[begin DATA SUPPLIED]

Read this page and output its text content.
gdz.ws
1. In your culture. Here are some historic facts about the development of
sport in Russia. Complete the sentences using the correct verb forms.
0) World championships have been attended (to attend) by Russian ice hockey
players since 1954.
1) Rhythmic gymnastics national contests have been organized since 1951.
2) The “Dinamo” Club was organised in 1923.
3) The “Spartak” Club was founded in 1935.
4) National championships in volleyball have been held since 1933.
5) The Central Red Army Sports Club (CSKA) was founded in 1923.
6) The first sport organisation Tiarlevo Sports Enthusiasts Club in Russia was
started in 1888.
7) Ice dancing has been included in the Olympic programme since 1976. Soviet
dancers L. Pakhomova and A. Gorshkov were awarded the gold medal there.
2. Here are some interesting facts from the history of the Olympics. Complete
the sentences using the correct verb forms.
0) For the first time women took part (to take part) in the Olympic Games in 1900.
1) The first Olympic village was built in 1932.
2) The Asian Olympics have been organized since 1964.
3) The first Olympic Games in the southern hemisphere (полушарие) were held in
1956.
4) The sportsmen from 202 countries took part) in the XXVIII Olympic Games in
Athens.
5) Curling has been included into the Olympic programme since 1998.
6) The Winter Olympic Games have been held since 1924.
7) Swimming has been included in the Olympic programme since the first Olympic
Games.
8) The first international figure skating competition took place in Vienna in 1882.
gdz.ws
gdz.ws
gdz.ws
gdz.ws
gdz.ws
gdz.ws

[end DATA SUPPLIED]

> [DIRECTIVE]
Transcribe every entry verbatim.

> [TASK SOLUTION]
Read this page and output its text content.
gdz.ws
1. In your culture. Here are some historic facts about the development of
sport in Russia. Complete the sentences using the correct verb forms.
0) World championships have been attended (to attend) by Russian ice hockey
players since 1954.
1) Rhythmic gymnastics national contests have been organized since 1951.
2) The “Dinamo” Club was organised in 1923.
3) The “Spartak” Club was founded in 1935.
4) National championships in volleyball have been held since 1933.
5) The Central Red Army Sports Club (CSKA) was founded in 1923.
6) The first sport organisation Tiarlevo Sports Enthusiasts Club in Russia was
started in 1888.
7) Ice dancing has been included in the Olympic programme since 1976. Soviet
dancers L. Pakhomova and A. Gorshkov were awarded the gold medal there.
2. Here are some interesting facts from the history of the Olympics. Complete
the sentences using the correct verb forms.
0) For the first time women took part (to take part) in the Olympic Games in 1900.
1) The first Olympic village was built in 1932.
2) The Asian Olympics have been organized since 1964.
3) The first Olympic Games in the southern hemisphere (полушарие) were held in
1956.
4) The sportsmen from 202 countries took part) in the XXVIII Olympic Games in
Athens.
5) Curling has been included into the Olympic programme since 1998.
6) The Winter Olympic Games have been held since 1924.
7) Swimming has been included in the Olympic programme since the first Olympic
Games.
8) The first international figure skating competition took place in Vienna in 1882.
gdz.ws
gdz.ws
gdz.ws
gdz.ws
gdz.ws
gdz.ws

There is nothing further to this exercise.